BEGIN Records

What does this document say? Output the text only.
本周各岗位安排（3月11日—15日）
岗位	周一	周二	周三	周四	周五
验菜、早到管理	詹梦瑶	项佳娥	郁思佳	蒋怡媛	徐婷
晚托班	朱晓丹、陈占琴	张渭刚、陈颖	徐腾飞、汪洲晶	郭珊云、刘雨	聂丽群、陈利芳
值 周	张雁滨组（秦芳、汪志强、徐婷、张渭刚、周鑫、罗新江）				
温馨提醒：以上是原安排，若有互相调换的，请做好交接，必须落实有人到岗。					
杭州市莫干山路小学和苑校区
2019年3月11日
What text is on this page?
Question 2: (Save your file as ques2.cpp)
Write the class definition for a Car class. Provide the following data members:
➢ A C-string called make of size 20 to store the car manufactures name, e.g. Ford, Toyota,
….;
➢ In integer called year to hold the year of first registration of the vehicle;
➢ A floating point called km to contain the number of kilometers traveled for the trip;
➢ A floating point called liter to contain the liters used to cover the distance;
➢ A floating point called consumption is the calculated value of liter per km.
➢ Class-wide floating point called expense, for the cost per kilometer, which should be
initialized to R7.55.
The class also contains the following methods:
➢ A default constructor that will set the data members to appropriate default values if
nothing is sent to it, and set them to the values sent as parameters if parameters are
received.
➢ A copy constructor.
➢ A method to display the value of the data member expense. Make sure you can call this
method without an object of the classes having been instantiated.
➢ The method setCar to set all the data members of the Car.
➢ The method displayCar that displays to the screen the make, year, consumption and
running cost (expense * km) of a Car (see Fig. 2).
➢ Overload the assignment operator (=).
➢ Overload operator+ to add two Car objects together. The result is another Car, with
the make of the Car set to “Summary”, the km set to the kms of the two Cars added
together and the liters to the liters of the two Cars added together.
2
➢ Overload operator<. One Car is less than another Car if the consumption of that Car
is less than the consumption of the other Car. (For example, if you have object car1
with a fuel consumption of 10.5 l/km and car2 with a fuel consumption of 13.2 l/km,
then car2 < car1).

END Records

• [Prompt] Every line holding "following" should be copied out.

• [Result below]
Write the class definition for a Car class. Provide the following data members:
The class also contains the following methods:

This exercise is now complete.